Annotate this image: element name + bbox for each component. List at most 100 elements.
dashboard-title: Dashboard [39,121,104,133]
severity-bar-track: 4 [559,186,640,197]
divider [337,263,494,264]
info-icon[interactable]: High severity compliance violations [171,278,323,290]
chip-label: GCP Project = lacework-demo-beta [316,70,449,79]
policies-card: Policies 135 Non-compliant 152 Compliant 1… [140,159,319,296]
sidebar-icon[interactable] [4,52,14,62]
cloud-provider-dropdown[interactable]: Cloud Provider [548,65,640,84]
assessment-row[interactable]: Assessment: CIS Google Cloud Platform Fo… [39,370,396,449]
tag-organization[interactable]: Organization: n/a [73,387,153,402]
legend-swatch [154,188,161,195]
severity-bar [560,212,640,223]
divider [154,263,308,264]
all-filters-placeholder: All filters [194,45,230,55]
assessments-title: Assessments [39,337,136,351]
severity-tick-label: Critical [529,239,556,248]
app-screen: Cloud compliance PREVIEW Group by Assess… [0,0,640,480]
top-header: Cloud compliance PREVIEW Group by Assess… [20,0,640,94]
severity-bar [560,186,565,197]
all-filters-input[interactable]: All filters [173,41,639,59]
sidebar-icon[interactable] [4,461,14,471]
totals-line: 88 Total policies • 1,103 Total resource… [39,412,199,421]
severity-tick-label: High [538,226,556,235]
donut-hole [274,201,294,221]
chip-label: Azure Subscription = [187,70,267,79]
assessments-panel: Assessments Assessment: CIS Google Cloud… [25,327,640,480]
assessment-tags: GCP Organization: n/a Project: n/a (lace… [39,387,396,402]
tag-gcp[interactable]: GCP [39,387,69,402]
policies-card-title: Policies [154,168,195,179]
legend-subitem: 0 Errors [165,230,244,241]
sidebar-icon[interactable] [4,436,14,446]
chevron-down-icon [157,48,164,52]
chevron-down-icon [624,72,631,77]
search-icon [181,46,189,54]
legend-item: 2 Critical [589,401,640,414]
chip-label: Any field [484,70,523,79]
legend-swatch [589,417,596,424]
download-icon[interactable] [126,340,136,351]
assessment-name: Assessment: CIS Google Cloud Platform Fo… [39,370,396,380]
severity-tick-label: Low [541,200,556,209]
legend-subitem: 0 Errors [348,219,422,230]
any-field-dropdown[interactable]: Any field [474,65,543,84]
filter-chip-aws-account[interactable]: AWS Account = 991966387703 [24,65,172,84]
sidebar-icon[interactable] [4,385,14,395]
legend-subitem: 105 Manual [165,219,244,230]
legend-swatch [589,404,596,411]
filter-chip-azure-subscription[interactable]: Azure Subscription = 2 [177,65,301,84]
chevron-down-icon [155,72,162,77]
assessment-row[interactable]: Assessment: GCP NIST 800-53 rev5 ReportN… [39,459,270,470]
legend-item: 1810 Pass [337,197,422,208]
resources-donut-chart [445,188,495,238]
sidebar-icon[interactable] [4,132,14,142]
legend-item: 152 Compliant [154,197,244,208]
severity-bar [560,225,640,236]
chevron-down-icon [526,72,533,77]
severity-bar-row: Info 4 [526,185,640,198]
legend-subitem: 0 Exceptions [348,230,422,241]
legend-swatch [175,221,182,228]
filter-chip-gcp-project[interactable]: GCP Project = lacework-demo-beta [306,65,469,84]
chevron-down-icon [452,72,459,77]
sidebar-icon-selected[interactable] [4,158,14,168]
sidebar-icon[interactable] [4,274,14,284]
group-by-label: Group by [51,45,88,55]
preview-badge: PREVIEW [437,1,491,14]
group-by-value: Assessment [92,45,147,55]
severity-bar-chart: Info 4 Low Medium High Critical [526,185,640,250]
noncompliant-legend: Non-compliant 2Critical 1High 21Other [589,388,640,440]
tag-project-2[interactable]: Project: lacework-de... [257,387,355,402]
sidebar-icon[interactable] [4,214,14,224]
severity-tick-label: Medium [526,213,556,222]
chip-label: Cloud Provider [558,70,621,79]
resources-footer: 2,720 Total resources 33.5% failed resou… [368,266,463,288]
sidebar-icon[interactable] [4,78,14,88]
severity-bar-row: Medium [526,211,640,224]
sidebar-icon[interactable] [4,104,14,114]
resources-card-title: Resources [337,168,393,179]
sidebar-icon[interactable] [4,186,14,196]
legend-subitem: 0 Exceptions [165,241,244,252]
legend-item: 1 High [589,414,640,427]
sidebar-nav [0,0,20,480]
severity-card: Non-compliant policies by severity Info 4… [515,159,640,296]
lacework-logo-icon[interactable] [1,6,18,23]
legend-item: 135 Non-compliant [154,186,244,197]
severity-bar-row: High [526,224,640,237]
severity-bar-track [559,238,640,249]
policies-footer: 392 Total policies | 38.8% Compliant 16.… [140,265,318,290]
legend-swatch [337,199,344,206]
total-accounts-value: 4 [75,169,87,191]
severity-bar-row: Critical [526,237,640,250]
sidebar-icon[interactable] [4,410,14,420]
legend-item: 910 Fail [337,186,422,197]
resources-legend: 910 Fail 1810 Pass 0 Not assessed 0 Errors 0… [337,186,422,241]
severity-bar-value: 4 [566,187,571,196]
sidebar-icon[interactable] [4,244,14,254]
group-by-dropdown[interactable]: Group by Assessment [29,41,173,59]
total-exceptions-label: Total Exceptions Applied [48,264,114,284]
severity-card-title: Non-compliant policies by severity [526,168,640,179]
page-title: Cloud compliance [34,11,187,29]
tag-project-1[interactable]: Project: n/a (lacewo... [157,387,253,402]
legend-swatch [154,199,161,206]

###

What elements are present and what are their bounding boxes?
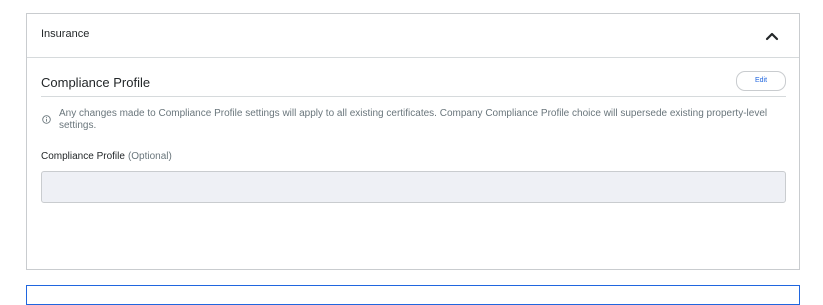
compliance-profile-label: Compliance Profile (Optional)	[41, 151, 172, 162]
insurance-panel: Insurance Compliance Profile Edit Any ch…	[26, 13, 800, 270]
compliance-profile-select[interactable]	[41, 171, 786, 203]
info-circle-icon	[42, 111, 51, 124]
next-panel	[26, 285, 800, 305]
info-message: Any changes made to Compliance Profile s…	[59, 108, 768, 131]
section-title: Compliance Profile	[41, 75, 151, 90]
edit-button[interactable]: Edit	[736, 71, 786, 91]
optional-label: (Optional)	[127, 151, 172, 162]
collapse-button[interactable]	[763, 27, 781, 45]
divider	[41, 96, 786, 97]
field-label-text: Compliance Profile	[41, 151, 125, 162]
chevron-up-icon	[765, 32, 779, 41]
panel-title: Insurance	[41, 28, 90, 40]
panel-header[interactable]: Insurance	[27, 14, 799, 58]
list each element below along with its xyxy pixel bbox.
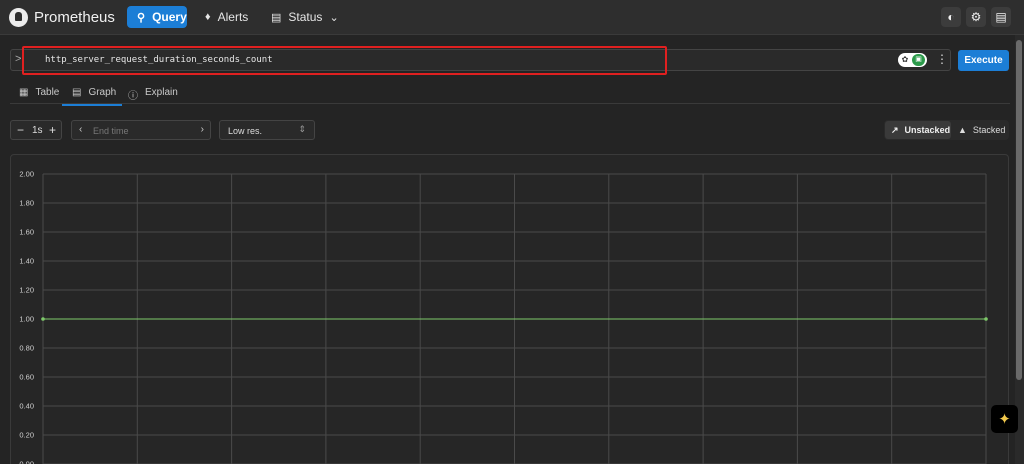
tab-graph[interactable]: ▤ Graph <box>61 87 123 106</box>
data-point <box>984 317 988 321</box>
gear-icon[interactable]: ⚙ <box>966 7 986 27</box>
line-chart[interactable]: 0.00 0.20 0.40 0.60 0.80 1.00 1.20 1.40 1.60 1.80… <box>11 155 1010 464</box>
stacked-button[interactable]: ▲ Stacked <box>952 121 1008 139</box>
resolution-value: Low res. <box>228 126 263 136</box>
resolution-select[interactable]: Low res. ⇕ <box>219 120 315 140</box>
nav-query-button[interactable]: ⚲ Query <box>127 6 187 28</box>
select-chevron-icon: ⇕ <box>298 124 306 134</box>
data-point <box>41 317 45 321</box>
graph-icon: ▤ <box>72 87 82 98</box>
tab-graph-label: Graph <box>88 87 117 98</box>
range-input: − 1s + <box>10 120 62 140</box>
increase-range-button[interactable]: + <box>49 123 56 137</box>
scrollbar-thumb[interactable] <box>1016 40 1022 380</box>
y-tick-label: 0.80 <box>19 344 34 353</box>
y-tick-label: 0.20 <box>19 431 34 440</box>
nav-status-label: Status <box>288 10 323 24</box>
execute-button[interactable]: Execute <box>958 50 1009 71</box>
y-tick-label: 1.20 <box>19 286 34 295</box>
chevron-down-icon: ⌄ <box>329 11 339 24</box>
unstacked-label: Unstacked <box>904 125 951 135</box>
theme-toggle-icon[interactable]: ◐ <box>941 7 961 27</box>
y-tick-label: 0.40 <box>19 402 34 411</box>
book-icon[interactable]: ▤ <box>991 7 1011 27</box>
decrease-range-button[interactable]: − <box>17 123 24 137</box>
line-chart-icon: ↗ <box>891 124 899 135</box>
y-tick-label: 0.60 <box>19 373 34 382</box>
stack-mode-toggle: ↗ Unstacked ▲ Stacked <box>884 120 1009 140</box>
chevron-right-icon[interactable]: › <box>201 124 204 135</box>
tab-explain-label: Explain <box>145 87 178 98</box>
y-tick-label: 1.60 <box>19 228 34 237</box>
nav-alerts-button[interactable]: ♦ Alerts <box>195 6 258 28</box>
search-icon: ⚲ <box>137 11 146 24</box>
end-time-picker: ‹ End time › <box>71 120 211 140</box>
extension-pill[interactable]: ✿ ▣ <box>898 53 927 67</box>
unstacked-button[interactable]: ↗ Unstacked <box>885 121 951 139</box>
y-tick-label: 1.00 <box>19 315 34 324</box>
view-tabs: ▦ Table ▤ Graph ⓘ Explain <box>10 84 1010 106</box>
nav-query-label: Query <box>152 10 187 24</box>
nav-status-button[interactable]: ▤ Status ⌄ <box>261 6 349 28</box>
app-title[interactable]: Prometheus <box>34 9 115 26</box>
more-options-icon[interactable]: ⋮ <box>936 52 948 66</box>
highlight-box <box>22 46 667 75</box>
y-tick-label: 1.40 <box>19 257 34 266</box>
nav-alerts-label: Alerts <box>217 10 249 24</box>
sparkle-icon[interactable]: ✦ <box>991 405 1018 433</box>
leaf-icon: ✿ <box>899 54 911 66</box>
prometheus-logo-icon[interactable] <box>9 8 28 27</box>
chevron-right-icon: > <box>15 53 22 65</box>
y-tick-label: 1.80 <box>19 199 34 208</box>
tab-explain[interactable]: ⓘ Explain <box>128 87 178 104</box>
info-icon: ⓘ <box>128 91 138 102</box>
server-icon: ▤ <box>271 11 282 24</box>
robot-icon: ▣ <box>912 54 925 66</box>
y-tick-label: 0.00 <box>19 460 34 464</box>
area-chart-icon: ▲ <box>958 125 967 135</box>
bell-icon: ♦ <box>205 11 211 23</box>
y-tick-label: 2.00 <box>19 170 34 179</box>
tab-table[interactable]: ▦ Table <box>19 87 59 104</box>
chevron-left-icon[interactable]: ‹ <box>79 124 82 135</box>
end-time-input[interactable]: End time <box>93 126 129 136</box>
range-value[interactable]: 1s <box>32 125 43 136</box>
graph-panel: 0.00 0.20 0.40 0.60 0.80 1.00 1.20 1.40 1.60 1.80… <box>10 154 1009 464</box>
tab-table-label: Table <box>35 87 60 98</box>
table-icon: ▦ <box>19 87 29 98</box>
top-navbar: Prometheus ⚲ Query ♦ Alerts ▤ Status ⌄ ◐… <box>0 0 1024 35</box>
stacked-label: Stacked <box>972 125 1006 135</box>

###

• [PROBLEM TO WORK ON] Could you recast the lines between the one holding "compliance-profile-label: Compliance Profile" and the one holding "28, 90, 40]", inclusive, as a Markdown table with the columns Number and Line, leaving out any blank lines?

• [RESPONSE FOR THIS EXERCISE]
| Number | Line |
|---|---|
| 1 | compliance-profile-label: Compliance Profile (Optional)	[41, 151, 172, 162] |
| 2 | insurance-panel: Insurance Compliance Profile Edit Any ch…	[26, 13, 800, 270] |
| 3 | compliance-profile-select[interactable]	[41, 171, 786, 203] |
| 4 | info-circle-icon	[42, 111, 51, 124] |
| 5 | next-panel	[26, 285, 800, 305] |
| 6 | info-message: Any changes made to Compliance Profile s…	[59, 108, 768, 131] |
| 7 | section-title: Compliance Profile	[41, 75, 151, 90] |
| 8 | edit-button[interactable]: Edit	[736, 71, 786, 91] |
| 9 | optional-label: (Optional)	[127, 151, 172, 162] |
| 10 | collapse-button[interactable]	[763, 27, 781, 45] |
| 11 | divider	[41, 96, 786, 97] |
| 12 | field-label-text: Compliance Profile	[41, 151, 125, 162] |
| 13 | chevron-up-icon	[765, 32, 779, 41] |
| 14 | panel-title: Insurance	[41, 28, 90, 40] |